━━ KUTIPAN TEKS ━━
أَلْهَاكُمُ التَّكَاثُرُ * حَتَّى زُرْتُمُ الْمَقَابِرَ * كَلا سَوْفَ تَعْلَمُونَ * ثُمَّ كَلا سَوْفَ تَعْلَمُونَ * كَلا لَوْ تَعْلَمُونَ عِلْمَ الْيَقِينِ * لَتَرَوُنَّ الْجَحِيمَ * ثُمَّ لَتَرَوُنَّهَا عَيْنَ الْيَقِينِ * ثُمَّ لَتُسْأَلُنَّ يَوْمَئِذٍ عَنِ النَّعِيمِ
Bermegah-megahan telah melalaikan kalian, sampai kalian masuk ke dalam kubur. Janganlah begitu, kelak kalian akan mengetahui; dan janganlah begitu, kelak kalian akan mengetahui. Janganlah begitu, jika kalian mengetahui dengan pengetahuan yang yakin, niscaya kalian benar-benar akan melihat neraka Jahim, dan sesungguhnya kalian benar-benar akan melihatnya dengan ‘ainulyaqin, kemudian kalian pasti akan ditanyai pada hari itu tentang kenikmatan (QS at-Takatsur [102]: 1-8).
━━━
━━ DATA ━━
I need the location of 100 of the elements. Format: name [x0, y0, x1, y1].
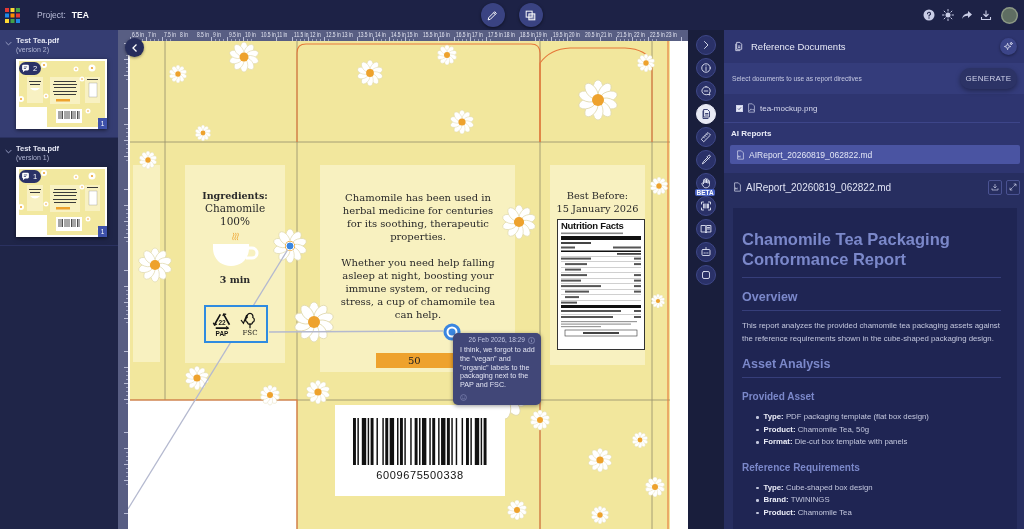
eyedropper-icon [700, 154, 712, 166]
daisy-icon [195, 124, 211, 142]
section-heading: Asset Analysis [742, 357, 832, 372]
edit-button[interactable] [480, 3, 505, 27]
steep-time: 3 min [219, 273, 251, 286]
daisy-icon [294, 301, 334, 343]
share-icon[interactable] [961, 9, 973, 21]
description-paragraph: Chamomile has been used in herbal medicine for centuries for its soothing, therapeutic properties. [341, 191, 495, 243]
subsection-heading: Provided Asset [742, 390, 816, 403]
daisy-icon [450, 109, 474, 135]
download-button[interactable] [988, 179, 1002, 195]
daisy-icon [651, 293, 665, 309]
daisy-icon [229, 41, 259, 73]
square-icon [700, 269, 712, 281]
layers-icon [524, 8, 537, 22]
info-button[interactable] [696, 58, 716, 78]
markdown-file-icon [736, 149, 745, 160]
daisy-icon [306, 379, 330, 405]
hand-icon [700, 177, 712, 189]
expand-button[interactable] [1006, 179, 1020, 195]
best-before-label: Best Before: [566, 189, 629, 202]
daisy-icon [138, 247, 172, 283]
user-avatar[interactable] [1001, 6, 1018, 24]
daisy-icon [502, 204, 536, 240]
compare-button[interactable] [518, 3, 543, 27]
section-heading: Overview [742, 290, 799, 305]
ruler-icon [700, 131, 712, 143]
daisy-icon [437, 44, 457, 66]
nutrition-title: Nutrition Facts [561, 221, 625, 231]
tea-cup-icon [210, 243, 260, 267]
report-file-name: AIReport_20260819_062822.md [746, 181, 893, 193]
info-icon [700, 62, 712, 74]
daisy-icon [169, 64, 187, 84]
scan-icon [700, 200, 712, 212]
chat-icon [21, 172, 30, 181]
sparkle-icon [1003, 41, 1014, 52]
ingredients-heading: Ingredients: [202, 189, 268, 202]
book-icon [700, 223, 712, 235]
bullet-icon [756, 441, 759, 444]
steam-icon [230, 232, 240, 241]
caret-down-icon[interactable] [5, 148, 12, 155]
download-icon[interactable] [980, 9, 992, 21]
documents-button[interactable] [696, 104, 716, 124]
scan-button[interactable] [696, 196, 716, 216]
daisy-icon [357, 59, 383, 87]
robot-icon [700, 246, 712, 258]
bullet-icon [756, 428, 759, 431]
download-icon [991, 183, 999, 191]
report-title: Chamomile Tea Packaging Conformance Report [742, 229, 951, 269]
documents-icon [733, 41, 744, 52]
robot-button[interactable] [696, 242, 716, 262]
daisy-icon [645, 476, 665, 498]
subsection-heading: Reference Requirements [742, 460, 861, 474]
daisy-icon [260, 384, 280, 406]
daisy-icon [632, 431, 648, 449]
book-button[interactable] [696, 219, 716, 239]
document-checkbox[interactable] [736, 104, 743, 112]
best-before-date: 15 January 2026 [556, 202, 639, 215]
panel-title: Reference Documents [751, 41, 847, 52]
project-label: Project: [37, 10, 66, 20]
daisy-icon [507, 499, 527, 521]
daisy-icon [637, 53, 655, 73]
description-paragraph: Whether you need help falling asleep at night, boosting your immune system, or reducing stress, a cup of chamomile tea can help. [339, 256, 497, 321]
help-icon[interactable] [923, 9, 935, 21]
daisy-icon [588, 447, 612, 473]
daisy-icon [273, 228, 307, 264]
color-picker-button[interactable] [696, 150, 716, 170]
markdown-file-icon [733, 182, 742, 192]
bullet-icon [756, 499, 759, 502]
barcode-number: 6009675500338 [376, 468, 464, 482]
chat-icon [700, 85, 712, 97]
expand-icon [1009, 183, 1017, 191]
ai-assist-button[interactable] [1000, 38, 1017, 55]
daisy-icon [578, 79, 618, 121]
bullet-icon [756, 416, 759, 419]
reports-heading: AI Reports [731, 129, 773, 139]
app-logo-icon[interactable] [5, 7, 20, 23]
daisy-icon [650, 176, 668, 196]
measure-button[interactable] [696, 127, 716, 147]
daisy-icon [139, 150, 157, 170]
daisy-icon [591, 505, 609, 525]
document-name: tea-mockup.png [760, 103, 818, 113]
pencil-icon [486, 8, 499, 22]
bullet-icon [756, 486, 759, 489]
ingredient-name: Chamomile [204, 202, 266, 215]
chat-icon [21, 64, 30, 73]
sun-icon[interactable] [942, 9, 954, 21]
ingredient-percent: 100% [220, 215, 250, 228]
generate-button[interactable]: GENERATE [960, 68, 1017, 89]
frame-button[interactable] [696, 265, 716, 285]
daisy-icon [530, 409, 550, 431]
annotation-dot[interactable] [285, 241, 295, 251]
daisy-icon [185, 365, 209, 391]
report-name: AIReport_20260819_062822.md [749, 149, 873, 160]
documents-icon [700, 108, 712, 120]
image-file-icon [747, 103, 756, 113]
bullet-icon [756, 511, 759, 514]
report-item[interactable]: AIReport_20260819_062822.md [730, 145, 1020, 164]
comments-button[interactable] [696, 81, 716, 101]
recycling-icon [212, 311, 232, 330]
━━━
§ **SOAL 1**: Tuliskan bagian kutipan teks di atas dari "أَلْهَاكُمُ التَّكَاثُرُ *" sampai dengan "at-Takatsur [102]: 1-8).", termasuk kedua ujungnya.
§ **SOAL 2**: Menurut kutipan teks, tentang apa kalian pasti akan ditanyai pada hari itu?

§ **JAWABAN BENAR 1**:
أَلْهَاكُمُ التَّكَاثُرُ * حَتَّى زُرْتُمُ الْمَقَابِرَ * كَلا سَوْفَ تَعْلَمُونَ * ثُمَّ كَلا سَوْفَ تَعْلَمُونَ * كَلا لَوْ تَعْلَمُونَ عِلْمَ الْيَقِينِ * لَتَرَوُنَّ الْجَحِيمَ * ثُمَّ لَتَرَوُنَّهَا عَيْنَ الْيَقِينِ * ثُمَّ لَتُسْأَلُنَّ يَوْمَئِذٍ عَنِ النَّعِيمِ
Bermegah-megahan telah melalaikan kalian, sampai kalian masuk ke dalam kubur. Janganlah begitu, kelak kalian akan mengetahui; dan janganlah begitu, kelak kalian akan mengetahui. Janganlah begitu, jika kalian mengetahui dengan pengetahuan yang yakin, niscaya kalian benar-benar akan melihat neraka Jahim, dan sesungguhnya kalian benar-benar akan melihatnya dengan ‘ainulyaqin, kemudian kalian pasti akan ditanyai pada hari itu tentang kenikmatan (QS at-Takatsur [102]: 1-8).

§ **JAWABAN BENAR 2**: Tentang kenikmatan.